● Request: Tally the lines that contain "Share" and report the total alone.
══════
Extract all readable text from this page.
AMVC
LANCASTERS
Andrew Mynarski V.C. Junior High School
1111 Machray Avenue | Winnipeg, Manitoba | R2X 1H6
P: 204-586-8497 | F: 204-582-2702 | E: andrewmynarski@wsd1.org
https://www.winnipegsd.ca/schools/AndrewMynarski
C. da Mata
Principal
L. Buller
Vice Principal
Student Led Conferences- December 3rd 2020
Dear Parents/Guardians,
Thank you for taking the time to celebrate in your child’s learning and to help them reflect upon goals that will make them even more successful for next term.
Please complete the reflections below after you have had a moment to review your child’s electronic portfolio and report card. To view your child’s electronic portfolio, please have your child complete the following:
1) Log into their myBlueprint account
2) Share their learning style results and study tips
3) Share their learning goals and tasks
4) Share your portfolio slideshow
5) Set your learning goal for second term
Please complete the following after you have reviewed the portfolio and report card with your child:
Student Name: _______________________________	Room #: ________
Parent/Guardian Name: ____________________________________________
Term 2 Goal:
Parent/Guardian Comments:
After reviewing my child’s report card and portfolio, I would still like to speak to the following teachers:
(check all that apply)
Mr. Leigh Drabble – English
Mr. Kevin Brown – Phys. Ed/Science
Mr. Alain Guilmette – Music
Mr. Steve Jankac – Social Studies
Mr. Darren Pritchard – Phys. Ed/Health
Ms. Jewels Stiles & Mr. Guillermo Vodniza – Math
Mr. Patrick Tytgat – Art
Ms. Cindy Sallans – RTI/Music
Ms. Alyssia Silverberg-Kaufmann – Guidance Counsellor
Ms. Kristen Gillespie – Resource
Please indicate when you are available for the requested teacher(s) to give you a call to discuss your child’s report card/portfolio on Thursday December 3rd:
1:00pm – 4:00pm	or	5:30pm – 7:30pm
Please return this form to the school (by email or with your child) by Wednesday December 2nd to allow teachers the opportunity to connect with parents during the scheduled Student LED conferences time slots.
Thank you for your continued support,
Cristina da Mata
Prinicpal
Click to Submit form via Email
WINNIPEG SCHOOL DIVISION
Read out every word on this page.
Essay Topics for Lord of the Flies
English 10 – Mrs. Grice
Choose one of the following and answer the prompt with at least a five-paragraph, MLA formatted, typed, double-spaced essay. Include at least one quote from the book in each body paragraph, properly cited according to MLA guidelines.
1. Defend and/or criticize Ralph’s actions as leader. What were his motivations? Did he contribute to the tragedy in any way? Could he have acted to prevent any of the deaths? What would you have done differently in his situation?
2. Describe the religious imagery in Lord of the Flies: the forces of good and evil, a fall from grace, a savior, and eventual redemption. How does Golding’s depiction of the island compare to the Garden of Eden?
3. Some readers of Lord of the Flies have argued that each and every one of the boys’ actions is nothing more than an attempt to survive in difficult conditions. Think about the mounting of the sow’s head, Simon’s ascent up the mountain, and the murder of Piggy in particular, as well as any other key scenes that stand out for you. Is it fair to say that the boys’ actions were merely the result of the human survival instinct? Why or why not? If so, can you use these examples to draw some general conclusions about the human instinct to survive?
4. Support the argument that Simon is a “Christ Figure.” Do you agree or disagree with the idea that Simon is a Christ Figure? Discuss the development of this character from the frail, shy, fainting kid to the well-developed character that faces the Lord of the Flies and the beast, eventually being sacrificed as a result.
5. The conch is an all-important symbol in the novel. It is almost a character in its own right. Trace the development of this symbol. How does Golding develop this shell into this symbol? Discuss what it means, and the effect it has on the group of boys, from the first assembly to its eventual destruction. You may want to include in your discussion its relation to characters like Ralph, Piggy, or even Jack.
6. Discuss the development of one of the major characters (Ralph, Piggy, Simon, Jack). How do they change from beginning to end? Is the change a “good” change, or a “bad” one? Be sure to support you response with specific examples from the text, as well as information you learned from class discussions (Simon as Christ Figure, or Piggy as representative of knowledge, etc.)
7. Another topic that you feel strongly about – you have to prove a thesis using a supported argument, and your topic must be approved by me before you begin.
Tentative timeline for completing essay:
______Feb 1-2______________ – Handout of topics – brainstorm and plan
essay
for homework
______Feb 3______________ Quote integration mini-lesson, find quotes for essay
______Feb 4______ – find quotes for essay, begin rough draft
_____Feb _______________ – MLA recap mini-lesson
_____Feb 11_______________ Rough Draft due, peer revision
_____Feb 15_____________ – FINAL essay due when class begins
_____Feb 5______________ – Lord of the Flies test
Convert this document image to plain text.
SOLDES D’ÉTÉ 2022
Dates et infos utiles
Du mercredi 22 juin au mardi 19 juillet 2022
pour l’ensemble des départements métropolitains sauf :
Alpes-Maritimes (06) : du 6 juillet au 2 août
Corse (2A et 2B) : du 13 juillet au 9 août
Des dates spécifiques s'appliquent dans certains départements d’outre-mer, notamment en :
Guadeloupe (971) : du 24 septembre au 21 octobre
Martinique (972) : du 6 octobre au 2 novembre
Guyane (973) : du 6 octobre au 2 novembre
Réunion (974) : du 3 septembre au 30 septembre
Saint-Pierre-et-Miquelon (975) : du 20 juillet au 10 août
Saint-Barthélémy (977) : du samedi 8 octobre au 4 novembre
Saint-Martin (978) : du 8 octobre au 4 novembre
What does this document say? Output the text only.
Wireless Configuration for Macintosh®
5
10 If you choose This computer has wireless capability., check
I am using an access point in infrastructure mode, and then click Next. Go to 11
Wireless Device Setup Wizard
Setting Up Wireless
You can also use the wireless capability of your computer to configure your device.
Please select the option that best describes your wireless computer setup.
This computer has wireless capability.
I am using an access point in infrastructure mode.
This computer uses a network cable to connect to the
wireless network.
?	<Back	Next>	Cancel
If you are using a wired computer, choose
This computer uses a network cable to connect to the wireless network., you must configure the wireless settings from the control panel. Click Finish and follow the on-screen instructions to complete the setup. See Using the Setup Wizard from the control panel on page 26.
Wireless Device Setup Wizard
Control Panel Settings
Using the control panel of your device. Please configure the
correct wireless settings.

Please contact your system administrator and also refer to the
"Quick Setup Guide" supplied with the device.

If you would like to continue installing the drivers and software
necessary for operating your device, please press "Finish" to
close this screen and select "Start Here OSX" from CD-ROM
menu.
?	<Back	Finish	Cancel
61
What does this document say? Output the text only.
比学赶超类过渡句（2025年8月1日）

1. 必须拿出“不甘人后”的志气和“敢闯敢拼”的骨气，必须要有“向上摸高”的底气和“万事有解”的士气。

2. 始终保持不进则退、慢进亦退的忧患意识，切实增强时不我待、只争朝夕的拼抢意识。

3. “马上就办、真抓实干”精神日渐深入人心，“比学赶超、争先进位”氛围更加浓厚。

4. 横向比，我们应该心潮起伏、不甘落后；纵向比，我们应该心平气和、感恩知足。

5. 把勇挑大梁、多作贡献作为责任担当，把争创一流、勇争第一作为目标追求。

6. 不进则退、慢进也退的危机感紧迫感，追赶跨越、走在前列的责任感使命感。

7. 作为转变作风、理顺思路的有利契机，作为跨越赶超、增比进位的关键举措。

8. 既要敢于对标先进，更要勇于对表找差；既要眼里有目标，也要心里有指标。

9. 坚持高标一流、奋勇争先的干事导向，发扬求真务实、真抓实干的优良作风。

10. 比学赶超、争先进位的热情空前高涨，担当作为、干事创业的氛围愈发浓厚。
══════
● In response: 3